WHAT TO DO: Copy each line below exactly and leave the pictures out.
★ ★ ★ ★ ★ ★ ★
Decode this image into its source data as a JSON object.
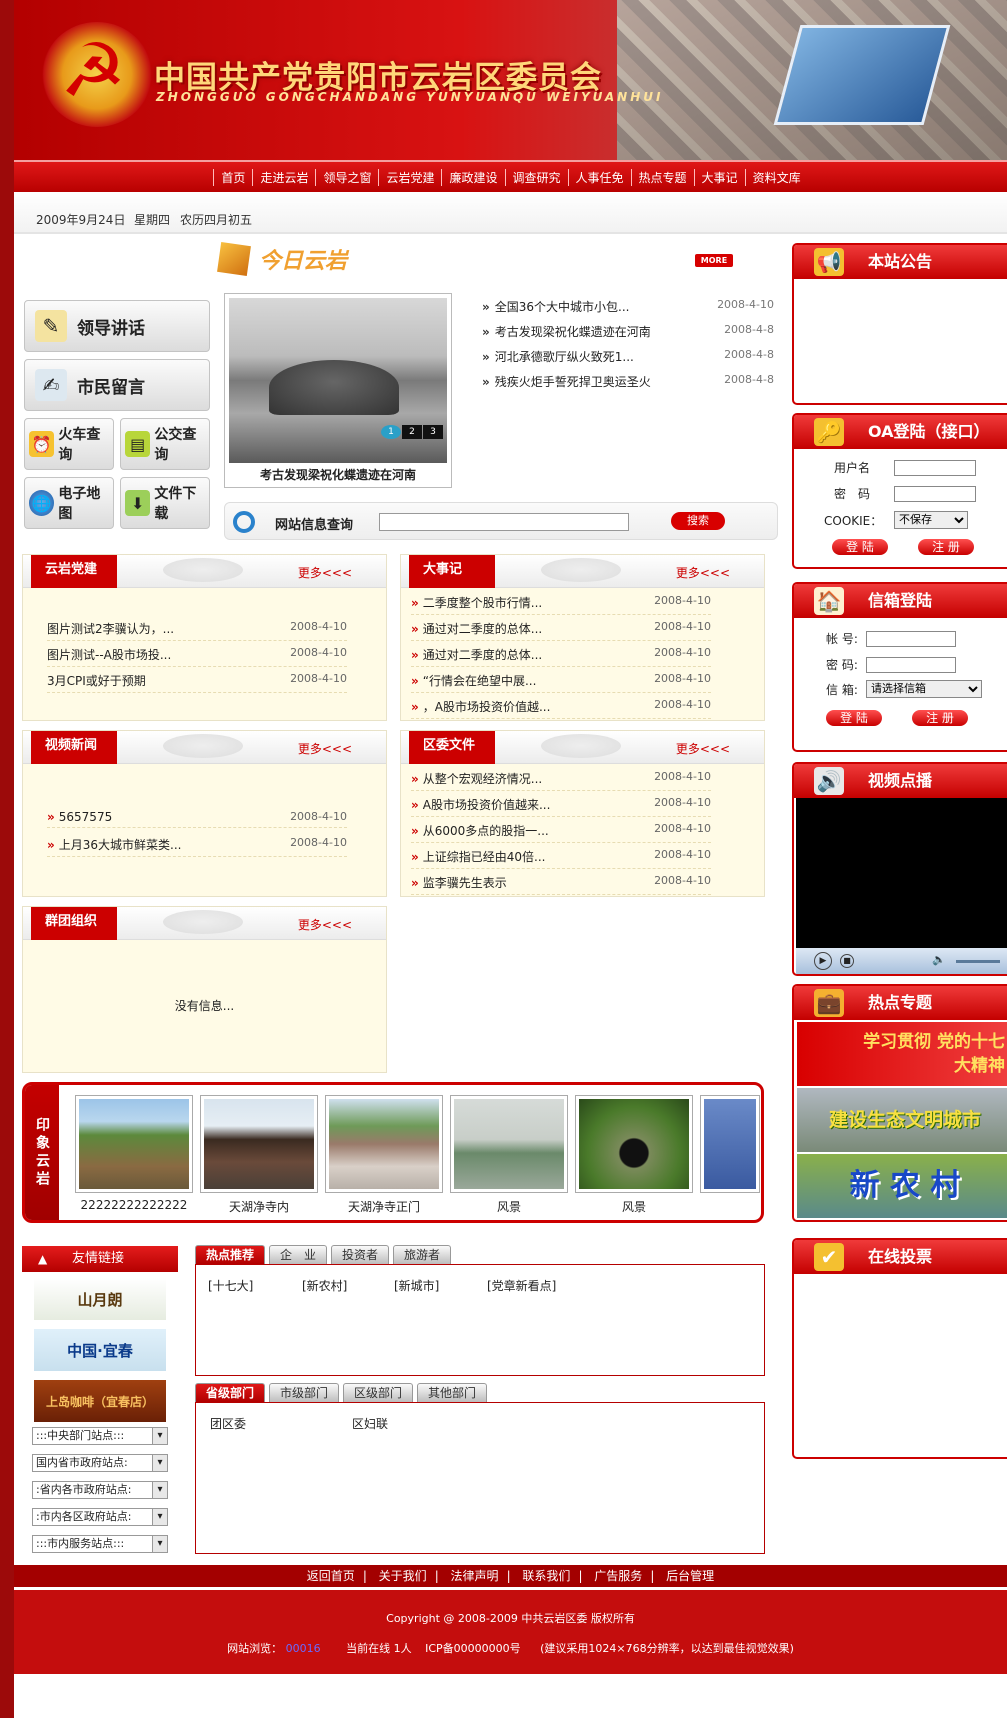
{
  "header": {
    "title": "中国共产党贵阳市云岩区委员会",
    "subtitle": "ZHONGGUO GONGCHANDANG YUNYUANQU WEIYUANHUI"
  },
  "nav": [
    "首页",
    "走进云岩",
    "领导之窗",
    "云岩党建",
    "廉政建设",
    "调查研究",
    "人事任免",
    "热点专题",
    "大事记",
    "资料文库"
  ],
  "datebar": {
    "date": "2009年9月24日",
    "weekday": "星期四",
    "lunar": "农历四月初五"
  },
  "side_buttons": {
    "leader": "领导讲话",
    "citizen": "市民留言",
    "train": "火车查询",
    "bus": "公交查询",
    "map": "电子地图",
    "download": "文件下载"
  },
  "today": {
    "title": "今日云岩",
    "more": "MORE",
    "photo_caption": "考古发现梁祝化蝶遗迹在河南",
    "pager": [
      "1",
      "2",
      "3"
    ],
    "news": [
      {
        "t": "全国36个大中城市小包...",
        "d": "2008-4-10"
      },
      {
        "t": "考古发现梁祝化蝶遗迹在河南",
        "d": "2008-4-8"
      },
      {
        "t": "河北承德歌厅纵火致死1...",
        "d": "2008-4-8"
      },
      {
        "t": "残疾火炬手誓死捍卫奥运圣火",
        "d": "2008-4-8"
      }
    ]
  },
  "search": {
    "label": "网站信息查询",
    "button": "搜索"
  },
  "more_label": "更多<<<",
  "party": {
    "title": "云岩党建",
    "items": [
      {
        "t": "图片测试2李骥认为，...",
        "d": "2008-4-10"
      },
      {
        "t": "图片测试--A股市场投...",
        "d": "2008-4-10"
      },
      {
        "t": "3月CPI或好于预期",
        "d": "2008-4-10"
      }
    ]
  },
  "events": {
    "title": "大事记",
    "items": [
      {
        "t": "二季度整个股市行情...",
        "d": "2008-4-10"
      },
      {
        "t": "通过对二季度的总体...",
        "d": "2008-4-10"
      },
      {
        "t": "通过对二季度的总体...",
        "d": "2008-4-10"
      },
      {
        "t": "“行情会在绝望中展...",
        "d": "2008-4-10"
      },
      {
        "t": "，A股市场投资价值越...",
        "d": "2008-4-10"
      }
    ]
  },
  "video_news": {
    "title": "视频新闻",
    "items": [
      {
        "t": "5657575",
        "d": "2008-4-10"
      },
      {
        "t": "上月36大城市鲜菜类...",
        "d": "2008-4-10"
      }
    ]
  },
  "docs": {
    "title": "区委文件",
    "items": [
      {
        "t": "从整个宏观经济情况...",
        "d": "2008-4-10"
      },
      {
        "t": "A股市场投资价值越来...",
        "d": "2008-4-10"
      },
      {
        "t": "从6000多点的股指一...",
        "d": "2008-4-10"
      },
      {
        "t": "上证综指已经由40倍...",
        "d": "2008-4-10"
      },
      {
        "t": "监李骥先生表示",
        "d": "2008-4-10"
      }
    ]
  },
  "groups": {
    "title": "群团组织",
    "empty": "没有信息..."
  },
  "impression": {
    "title": "印象云岩",
    "pics": [
      "22222222222222",
      "天湖净寺内",
      "天湖净寺正门",
      "风景",
      "风景"
    ]
  },
  "friends": {
    "title": "友情链接",
    "logos": [
      "山月朗",
      "中国·宜春",
      "上岛咖啡（宜春店）"
    ],
    "selects": [
      ":::中央部门站点:::",
      "国内省市政府站点:",
      ":省内各市政府站点:",
      ":市内各区政府站点:",
      ":::市内服务站点:::"
    ]
  },
  "hot_tabs": {
    "tabs": [
      "热点推荐",
      "企　业",
      "投资者",
      "旅游者"
    ],
    "keywords": [
      "[十七大]",
      "[新农村]",
      "[新城市]",
      "[党章新看点]"
    ]
  },
  "dept_tabs": {
    "tabs": [
      "省级部门",
      "市级部门",
      "区级部门",
      "其他部门"
    ],
    "items": [
      "团区委",
      "区妇联"
    ]
  },
  "right": {
    "notice": "本站公告",
    "oa": {
      "title": "OA登陆（接口）",
      "user": "用户名",
      "pwd": "密　码",
      "cookie": "COOKIE：",
      "cookie_value": "不保存",
      "login": "登 陆",
      "register": "注 册"
    },
    "mail": {
      "title": "信箱登陆",
      "account": "帐 号:",
      "pwd": "密 码:",
      "box": "信 箱:",
      "box_value": "请选择信箱",
      "login": "登 陆",
      "register": "注 册"
    },
    "video": "视频点播",
    "topics": {
      "title": "热点专题",
      "banners": [
        "学习贯彻 党的十七大精神",
        "建设生态文明城市",
        "新 农 村"
      ]
    },
    "vote": "在线投票"
  },
  "footer": {
    "links": [
      "返回首页",
      "关于我们",
      "法律声明",
      "联系我们",
      "广告服务",
      "后台管理"
    ],
    "copyright": "Copyright @ 2008-2009 中共云岩区委 版权所有",
    "visits_label": "网站浏览：",
    "visits": "00016",
    "online": "当前在线 1人",
    "icp": "ICP备00000000号",
    "tip": "(建议采用1024×768分辨率，以达到最佳视觉效果)"
  }
}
★ ★ ★ ★ ★ ★ ★
ANSWER:
Decode this image into its source data as a JSON object.
{
  "header": {
    "title": "中国共产党贵阳市云岩区委员会",
    "subtitle": "ZHONGGUO GONGCHANDANG YUNYUANQU WEIYUANHUI"
  },
  "nav": [
    "首页",
    "走进云岩",
    "领导之窗",
    "云岩党建",
    "廉政建设",
    "调查研究",
    "人事任免",
    "热点专题",
    "大事记",
    "资料文库"
  ],
  "datebar": {
    "date": "2009年9月24日",
    "weekday": "星期四",
    "lunar": "农历四月初五"
  },
  "side_buttons": {
    "leader": "领导讲话",
    "citizen": "市民留言",
    "train": "火车查询",
    "bus": "公交查询",
    "map": "电子地图",
    "download": "文件下载"
  },
  "today": {
    "title": "今日云岩",
    "more": "MORE",
    "photo_caption": "考古发现梁祝化蝶遗迹在河南",
    "pager": [
      "1",
      "2",
      "3"
    ],
    "news": [
      {
        "t": "全国36个大中城市小包...",
        "d": "2008-4-10"
      },
      {
        "t": "考古发现梁祝化蝶遗迹在河南",
        "d": "2008-4-8"
      },
      {
        "t": "河北承德歌厅纵火致死1...",
        "d": "2008-4-8"
      },
      {
        "t": "残疾火炬手誓死捍卫奥运圣火",
        "d": "2008-4-8"
      }
    ]
  },
  "search": {
    "label": "网站信息查询",
    "button": "搜索"
  },
  "more_label": "更多<<<",
  "party": {
    "title": "云岩党建",
    "items": [
      {
        "t": "图片测试2李骥认为，...",
        "d": "2008-4-10"
      },
      {
        "t": "图片测试--A股市场投...",
        "d": "2008-4-10"
      },
      {
        "t": "3月CPI或好于预期",
        "d": "2008-4-10"
      }
    ]
  },
  "events": {
    "title": "大事记",
    "items": [
      {
        "t": "二季度整个股市行情...",
        "d": "2008-4-10"
      },
      {
        "t": "通过对二季度的总体...",
        "d": "2008-4-10"
      },
      {
        "t": "通过对二季度的总体...",
        "d": "2008-4-10"
      },
      {
        "t": "“行情会在绝望中展...",
        "d": "2008-4-10"
      },
      {
        "t": "，A股市场投资价值越...",
        "d": "2008-4-10"
      }
    ]
  },
  "video_news": {
    "title": "视频新闻",
    "items": [
      {
        "t": "5657575",
        "d": "2008-4-10"
      },
      {
        "t": "上月36大城市鲜菜类...",
        "d": "2008-4-10"
      }
    ]
  },
  "docs": {
    "title": "区委文件",
    "items": [
      {
        "t": "从整个宏观经济情况...",
        "d": "2008-4-10"
      },
      {
        "t": "A股市场投资价值越来...",
        "d": "2008-4-10"
      },
      {
        "t": "从6000多点的股指一...",
        "d": "2008-4-10"
      },
      {
        "t": "上证综指已经由40倍...",
        "d": "2008-4-10"
      },
      {
        "t": "监李骥先生表示",
        "d": "2008-4-10"
      }
    ]
  },
  "groups": {
    "title": "群团组织",
    "empty": "没有信息..."
  },
  "impression": {
    "title": "印象云岩",
    "pics": [
      "22222222222222",
      "天湖净寺内",
      "天湖净寺正门",
      "风景",
      "风景"
    ]
  },
  "friends": {
    "title": "友情链接",
    "logos": [
      "山月朗",
      "中国·宜春",
      "上岛咖啡（宜春店）"
    ],
    "selects": [
      ":::中央部门站点:::",
      "国内省市政府站点:",
      ":省内各市政府站点:",
      ":市内各区政府站点:",
      ":::市内服务站点:::"
    ]
  },
  "hot_tabs": {
    "tabs": [
      "热点推荐",
      "企　业",
      "投资者",
      "旅游者"
    ],
    "keywords": [
      "[十七大]",
      "[新农村]",
      "[新城市]",
      "[党章新看点]"
    ]
  },
  "dept_tabs": {
    "tabs": [
      "省级部门",
      "市级部门",
      "区级部门",
      "其他部门"
    ],
    "items": [
      "团区委",
      "区妇联"
    ]
  },
  "right": {
    "notice": "本站公告",
    "oa": {
      "title": "OA登陆（接口）",
      "user": "用户名",
      "pwd": "密　码",
      "cookie": "COOKIE：",
      "cookie_value": "不保存",
      "login": "登 陆",
      "register": "注 册"
    },
    "mail": {
      "title": "信箱登陆",
      "account": "帐 号:",
      "pwd": "密 码:",
      "box": "信 箱:",
      "box_value": "请选择信箱",
      "login": "登 陆",
      "register": "注 册"
    },
    "video": "视频点播",
    "topics": {
      "title": "热点专题",
      "banners": [
        "学习贯彻 党的十七大精神",
        "建设生态文明城市",
        "新 农 村"
      ]
    },
    "vote": "在线投票"
  },
  "footer": {
    "links": [
      "返回首页",
      "关于我们",
      "法律声明",
      "联系我们",
      "广告服务",
      "后台管理"
    ],
    "copyright": "Copyright @ 2008-2009 中共云岩区委 版权所有",
    "visits_label": "网站浏览：",
    "visits": "00016",
    "online": "当前在线 1人",
    "icp": "ICP备00000000号",
    "tip": "(建议采用1024×768分辨率，以达到最佳视觉效果)"
  }
}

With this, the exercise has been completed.